▸ Given passage:

Capillary Thinning of Elastic and Viscoelastic Threads: from Elastocapillarity to Phase Separation

TL;DR

This paper investigates the transition from viscoelastic to elastic behavior in filament thinning, revealing a universal similarity solution and phase separation phenomena through experiments on biopolymer materials.

Contribution

It connects the dynamics of viscoelastic liquids and elastic solids by demonstrating a common similarity solution and identifying phase separation-driven instabilities.

Findings

Interface shapes follow a universal similarity solution at low viscosity and high elasticity.

A second filament instability occurs due to dynamical phase separation.

Bridges the understanding between fluid and solid filament behaviors.

Abstract

The formation and destabilisation of viscoelastic filaments are of importance in many industrial and biological processes. Filament instabilities have been observed for viscoelastic fluids but recently also for soft elastic solids. In this work, we address the central question how to connect the dynamical behavior of viscoelastic liquids to that of soft elastic solids. We take advantage of a biopolymer material whose viscoelastic properties can be tuned over a very large range by its pH, and study the destabilization and ensuing instabilities in uniaxial extensional deformation. In agreement with very recent theory, we find that the interface shapes dictated by the instabilities converge to an identical similarity solution for low-viscosity viscoelastic fluids and highly elastic gels. We thereby bridge the gap between very fluid and strongly elastic materials. In addition, we provide direct evidence that at late times an additional filament instability occurs due to a dynamical phase separation.

▸ Supplied material:
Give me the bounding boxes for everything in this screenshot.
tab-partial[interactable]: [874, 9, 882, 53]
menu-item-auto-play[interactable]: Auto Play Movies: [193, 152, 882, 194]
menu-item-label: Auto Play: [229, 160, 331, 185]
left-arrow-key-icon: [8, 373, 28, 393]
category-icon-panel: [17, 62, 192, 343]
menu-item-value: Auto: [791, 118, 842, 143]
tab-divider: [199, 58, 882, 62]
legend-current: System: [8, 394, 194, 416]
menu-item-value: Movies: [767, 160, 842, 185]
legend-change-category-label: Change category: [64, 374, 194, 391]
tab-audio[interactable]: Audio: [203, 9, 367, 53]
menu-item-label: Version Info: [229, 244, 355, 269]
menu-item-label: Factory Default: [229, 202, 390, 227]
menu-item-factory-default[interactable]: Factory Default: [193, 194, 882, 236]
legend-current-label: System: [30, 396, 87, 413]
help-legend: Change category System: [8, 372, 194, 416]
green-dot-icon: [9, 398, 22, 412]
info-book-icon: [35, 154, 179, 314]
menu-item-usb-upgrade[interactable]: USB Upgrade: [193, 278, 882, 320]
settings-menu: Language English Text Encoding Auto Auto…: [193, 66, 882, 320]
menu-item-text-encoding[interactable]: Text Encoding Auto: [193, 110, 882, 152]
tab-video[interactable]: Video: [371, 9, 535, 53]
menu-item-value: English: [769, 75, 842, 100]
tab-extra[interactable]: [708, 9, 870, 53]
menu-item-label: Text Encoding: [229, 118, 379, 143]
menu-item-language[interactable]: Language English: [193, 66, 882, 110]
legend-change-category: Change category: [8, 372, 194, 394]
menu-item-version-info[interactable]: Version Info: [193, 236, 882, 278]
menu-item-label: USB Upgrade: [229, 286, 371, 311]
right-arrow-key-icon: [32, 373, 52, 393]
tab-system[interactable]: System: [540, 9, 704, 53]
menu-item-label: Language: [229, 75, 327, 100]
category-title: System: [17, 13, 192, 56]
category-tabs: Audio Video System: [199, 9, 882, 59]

▸ Apply what you read:
a) Reproduce word for word the part of the capillary thinning summary that opens with the words containing "Contribution" and closes with "phase separation-driven instabilities.".
b) Name every section heading that appears after the title in the capillary thinning summary.
The listing isn't needed for anything here.

▸ Task-by-task results:
a)
Contribution

It connects the dynamics of viscoelastic liquids and elastic solids by demonstrating a common similarity solution and identifying phase separation-driven instabilities.

b)
TL;DR
Contribution
Findings
Abstract